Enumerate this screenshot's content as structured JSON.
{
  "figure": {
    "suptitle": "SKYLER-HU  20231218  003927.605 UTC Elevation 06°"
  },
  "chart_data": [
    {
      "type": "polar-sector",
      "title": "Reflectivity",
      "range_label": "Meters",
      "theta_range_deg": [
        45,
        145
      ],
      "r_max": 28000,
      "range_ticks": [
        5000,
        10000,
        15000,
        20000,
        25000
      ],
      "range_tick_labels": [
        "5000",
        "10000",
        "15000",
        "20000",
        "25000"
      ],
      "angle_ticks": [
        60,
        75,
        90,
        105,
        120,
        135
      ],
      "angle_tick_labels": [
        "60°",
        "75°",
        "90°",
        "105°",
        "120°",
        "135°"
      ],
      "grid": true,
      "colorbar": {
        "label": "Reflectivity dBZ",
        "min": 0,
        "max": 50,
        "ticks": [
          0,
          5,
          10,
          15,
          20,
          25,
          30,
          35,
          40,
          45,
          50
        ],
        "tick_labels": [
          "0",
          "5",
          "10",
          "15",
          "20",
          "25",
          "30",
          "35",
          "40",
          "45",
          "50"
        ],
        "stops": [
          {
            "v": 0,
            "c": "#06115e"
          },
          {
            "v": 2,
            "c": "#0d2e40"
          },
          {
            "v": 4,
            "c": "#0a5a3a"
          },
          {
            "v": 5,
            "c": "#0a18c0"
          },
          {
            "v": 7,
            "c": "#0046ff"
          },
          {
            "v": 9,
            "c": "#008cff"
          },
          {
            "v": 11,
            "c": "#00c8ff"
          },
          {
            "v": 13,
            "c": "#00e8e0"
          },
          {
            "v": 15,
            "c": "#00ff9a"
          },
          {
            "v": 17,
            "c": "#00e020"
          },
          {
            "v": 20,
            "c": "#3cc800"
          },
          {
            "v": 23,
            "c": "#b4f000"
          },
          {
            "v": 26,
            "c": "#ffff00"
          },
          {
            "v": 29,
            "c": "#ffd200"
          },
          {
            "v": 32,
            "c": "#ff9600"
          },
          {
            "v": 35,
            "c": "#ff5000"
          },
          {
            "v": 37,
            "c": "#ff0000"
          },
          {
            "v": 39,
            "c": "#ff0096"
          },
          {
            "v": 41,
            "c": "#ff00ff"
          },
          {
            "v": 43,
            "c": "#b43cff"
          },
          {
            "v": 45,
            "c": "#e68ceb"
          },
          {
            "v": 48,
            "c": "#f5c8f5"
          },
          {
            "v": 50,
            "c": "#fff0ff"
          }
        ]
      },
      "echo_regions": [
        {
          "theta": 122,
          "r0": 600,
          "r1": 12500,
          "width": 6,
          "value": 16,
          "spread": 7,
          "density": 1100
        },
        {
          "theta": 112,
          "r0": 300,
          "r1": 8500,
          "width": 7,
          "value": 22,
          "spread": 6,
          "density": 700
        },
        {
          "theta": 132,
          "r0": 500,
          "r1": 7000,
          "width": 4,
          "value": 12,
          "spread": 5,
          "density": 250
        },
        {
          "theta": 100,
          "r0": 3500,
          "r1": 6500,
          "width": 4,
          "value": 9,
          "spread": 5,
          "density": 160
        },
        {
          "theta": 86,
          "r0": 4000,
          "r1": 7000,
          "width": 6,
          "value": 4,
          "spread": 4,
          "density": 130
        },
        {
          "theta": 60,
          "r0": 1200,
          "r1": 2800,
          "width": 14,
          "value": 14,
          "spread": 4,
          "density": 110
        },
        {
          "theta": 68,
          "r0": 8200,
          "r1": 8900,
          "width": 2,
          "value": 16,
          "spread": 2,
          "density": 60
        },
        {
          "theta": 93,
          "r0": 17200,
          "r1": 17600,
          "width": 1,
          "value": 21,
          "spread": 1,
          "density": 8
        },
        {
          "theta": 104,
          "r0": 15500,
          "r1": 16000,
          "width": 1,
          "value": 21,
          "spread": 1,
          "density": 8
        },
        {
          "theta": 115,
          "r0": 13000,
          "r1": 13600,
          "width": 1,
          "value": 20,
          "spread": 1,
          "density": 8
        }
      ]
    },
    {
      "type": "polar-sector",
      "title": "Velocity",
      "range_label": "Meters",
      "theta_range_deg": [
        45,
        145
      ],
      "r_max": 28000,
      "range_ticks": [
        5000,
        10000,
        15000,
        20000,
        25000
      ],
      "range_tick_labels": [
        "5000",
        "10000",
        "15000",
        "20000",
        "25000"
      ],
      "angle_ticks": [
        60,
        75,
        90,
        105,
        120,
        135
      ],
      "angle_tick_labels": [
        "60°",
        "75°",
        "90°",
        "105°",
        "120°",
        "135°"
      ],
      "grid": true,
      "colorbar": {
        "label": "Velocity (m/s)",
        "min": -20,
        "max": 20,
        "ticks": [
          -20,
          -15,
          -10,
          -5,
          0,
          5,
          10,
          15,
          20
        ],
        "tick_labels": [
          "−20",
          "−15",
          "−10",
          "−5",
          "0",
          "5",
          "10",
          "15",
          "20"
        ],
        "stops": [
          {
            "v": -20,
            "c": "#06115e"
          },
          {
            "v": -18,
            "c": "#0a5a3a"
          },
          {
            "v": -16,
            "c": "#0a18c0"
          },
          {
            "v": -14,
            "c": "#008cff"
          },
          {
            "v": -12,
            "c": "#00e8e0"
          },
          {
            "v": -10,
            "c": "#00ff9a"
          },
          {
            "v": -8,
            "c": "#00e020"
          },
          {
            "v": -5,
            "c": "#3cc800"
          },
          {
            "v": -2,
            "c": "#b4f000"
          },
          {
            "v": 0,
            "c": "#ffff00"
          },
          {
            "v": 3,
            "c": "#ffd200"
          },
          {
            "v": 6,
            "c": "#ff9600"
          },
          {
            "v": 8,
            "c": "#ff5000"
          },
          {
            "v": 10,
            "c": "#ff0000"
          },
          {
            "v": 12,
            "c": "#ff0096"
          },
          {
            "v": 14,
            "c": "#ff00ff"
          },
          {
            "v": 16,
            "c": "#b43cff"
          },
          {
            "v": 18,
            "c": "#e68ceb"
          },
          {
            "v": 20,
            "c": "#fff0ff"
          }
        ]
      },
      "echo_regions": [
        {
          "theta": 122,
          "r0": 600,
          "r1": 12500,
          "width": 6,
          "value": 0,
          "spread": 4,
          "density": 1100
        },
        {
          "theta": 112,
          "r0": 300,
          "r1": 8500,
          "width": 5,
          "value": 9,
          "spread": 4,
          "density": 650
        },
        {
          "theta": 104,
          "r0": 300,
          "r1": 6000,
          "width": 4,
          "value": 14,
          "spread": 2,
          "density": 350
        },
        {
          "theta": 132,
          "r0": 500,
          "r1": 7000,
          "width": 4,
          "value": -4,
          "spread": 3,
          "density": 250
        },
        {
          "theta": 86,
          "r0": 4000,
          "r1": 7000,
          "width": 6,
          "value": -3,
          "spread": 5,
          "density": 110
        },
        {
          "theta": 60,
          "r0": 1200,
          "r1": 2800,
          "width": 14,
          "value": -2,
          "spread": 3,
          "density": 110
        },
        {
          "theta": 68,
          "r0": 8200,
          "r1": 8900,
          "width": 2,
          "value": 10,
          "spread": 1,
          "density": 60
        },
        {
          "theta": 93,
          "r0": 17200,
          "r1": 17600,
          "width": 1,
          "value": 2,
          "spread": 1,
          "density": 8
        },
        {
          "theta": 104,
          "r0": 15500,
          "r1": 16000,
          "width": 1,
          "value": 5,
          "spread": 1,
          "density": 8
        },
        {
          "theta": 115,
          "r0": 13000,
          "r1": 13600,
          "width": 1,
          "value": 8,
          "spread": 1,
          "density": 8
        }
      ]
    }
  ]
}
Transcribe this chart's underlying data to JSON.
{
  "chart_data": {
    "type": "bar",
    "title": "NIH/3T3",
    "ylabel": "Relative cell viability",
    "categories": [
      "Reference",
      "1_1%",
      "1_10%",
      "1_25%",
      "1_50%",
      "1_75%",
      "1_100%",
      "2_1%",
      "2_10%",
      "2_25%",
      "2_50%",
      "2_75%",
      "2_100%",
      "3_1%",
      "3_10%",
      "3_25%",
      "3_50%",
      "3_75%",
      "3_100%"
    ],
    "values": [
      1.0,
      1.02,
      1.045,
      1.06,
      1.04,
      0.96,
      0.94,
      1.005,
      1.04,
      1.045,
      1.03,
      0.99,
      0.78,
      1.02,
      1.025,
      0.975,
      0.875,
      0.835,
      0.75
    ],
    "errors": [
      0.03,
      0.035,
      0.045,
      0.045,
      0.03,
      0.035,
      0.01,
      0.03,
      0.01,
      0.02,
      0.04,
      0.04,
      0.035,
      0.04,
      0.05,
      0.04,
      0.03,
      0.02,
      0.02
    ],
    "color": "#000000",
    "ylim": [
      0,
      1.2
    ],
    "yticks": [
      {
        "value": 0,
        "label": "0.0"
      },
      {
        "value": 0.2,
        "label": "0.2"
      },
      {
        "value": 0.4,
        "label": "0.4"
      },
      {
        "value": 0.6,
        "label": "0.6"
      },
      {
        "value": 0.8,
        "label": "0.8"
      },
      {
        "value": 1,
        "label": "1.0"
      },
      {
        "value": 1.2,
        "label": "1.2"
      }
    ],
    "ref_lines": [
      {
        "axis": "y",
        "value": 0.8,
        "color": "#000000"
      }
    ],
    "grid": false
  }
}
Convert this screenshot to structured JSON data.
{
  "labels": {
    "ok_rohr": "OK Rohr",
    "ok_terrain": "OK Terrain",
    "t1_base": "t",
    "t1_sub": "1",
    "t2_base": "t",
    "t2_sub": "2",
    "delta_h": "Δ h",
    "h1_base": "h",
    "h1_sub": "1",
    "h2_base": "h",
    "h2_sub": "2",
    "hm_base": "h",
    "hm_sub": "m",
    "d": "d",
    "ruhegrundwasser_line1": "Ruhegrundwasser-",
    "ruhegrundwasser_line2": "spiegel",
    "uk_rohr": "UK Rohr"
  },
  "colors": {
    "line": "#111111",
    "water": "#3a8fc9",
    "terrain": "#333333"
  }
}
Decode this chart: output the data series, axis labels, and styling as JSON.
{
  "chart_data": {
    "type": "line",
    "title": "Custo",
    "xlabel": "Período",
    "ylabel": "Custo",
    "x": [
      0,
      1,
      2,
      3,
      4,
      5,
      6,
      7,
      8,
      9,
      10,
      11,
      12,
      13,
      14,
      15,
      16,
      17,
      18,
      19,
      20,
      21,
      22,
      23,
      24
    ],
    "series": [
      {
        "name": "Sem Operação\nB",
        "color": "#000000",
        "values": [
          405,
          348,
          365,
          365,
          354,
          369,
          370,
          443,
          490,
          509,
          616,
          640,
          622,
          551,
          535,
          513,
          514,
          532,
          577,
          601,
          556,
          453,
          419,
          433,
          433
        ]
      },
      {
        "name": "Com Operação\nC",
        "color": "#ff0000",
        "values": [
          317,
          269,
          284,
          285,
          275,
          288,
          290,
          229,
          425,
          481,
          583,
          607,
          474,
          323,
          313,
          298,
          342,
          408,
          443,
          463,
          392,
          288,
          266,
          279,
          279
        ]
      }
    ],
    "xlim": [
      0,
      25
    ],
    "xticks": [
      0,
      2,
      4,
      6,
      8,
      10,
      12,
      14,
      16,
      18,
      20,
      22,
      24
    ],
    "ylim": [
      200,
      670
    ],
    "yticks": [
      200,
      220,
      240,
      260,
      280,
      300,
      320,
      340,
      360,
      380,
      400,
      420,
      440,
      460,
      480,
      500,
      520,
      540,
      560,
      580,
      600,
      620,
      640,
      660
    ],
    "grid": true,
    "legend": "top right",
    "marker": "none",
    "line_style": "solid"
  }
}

-=-=-

[What is asked]:
Read the entries and select each line where the word "this" is found.

[Exercise result]:
Enumerate this screenshot's content as structured JSON.
Transcribe this chart's underlying data to JSON.
Convert this screenshot to structured JSON data.
Decode this chart: output the data series, axis labels, and styling as JSON.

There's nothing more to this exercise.